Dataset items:
──────────
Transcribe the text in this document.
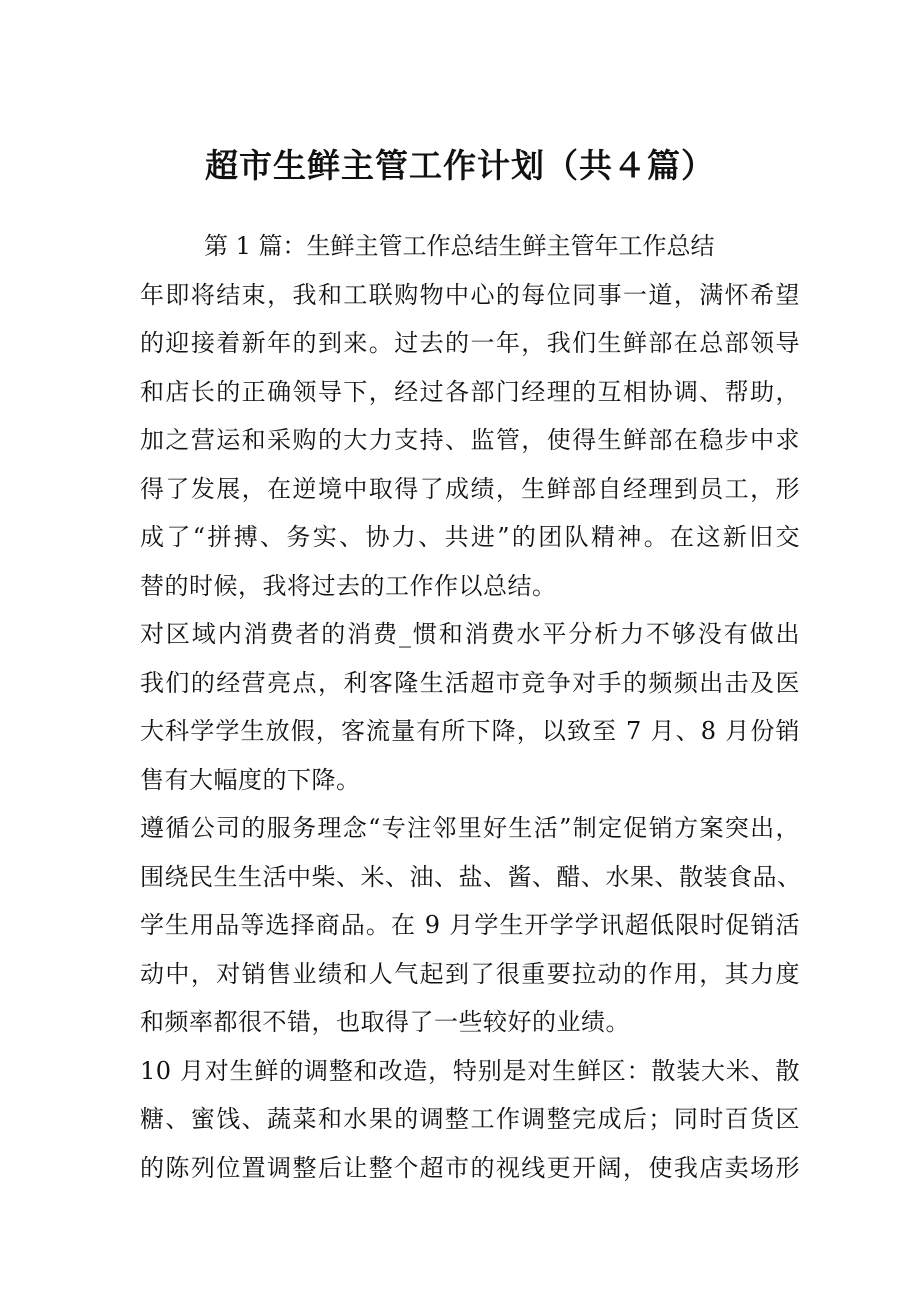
超市生鲜主管工作计划（共４篇）

第 1 篇：生鲜主管工作总结生鲜主管年工作总结

年即将结束，我和工联购物中心的每位同事一道，满怀希望
的迎接着新年的到来。过去的一年，我们生鲜部在总部领导
和店长的正确领导下，经过各部门经理的互相协调、帮助，
加之营运和采购的大力支持、监管，使得生鲜部在稳步中求
得了发展，在逆境中取得了成绩，生鲜部自经理到员工，形
成了“拼搏、务实、协力、共进”的团队精神。在这新旧交
替的时候，我将过去的工作作以总结。

对区域内消费者的消费_惯和消费水平分析力不够没有做出
我们的经营亮点，利客隆生活超市竞争对手的频频出击及医
大科学学生放假，客流量有所下降，以致至 7 月、8 月份销
售有大幅度的下降。

遵循公司的服务理念“专注邻里好生活”制定促销方案突出，
围绕民生生活中柴、米、油、盐、酱、醋、水果、散装食品、
学生用品等选择商品。在 9 月学生开学学讯超低限时促销活
动中，对销售业绩和人气起到了很重要拉动的作用，其力度
和频率都很不错，也取得了一些较好的业绩。

10 月对生鲜的调整和改造，特别是对生鲜区：散装大米、散
糖、蜜饯、蔬菜和水果的调整工作调整完成后；同时百货区
的陈列位置调整后让整个超市的视线更开阔，使我店卖场形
──────────
Reproduce the listing exactly. Leave its pictures out.

* _Task output_:
Transcribe the text in this document.
超市生鲜主管工作计划（共４篇）

第 1 篇：生鲜主管工作总结生鲜主管年工作总结

年即将结束，我和工联购物中心的每位同事一道，满怀希望
的迎接着新年的到来。过去的一年，我们生鲜部在总部领导
和店长的正确领导下，经过各部门经理的互相协调、帮助，
加之营运和采购的大力支持、监管，使得生鲜部在稳步中求
得了发展，在逆境中取得了成绩，生鲜部自经理到员工，形
成了“拼搏、务实、协力、共进”的团队精神。在这新旧交
替的时候，我将过去的工作作以总结。

对区域内消费者的消费_惯和消费水平分析力不够没有做出
我们的经营亮点，利客隆生活超市竞争对手的频频出击及医
大科学学生放假，客流量有所下降，以致至 7 月、8 月份销
售有大幅度的下降。

遵循公司的服务理念“专注邻里好生活”制定促销方案突出，
围绕民生生活中柴、米、油、盐、酱、醋、水果、散装食品、
学生用品等选择商品。在 9 月学生开学学讯超低限时促销活
动中，对销售业绩和人气起到了很重要拉动的作用，其力度
和频率都很不错，也取得了一些较好的业绩。

10 月对生鲜的调整和改造，特别是对生鲜区：散装大米、散
糖、蜜饯、蔬菜和水果的调整工作调整完成后；同时百货区
的陈列位置调整后让整个超市的视线更开阔，使我店卖场形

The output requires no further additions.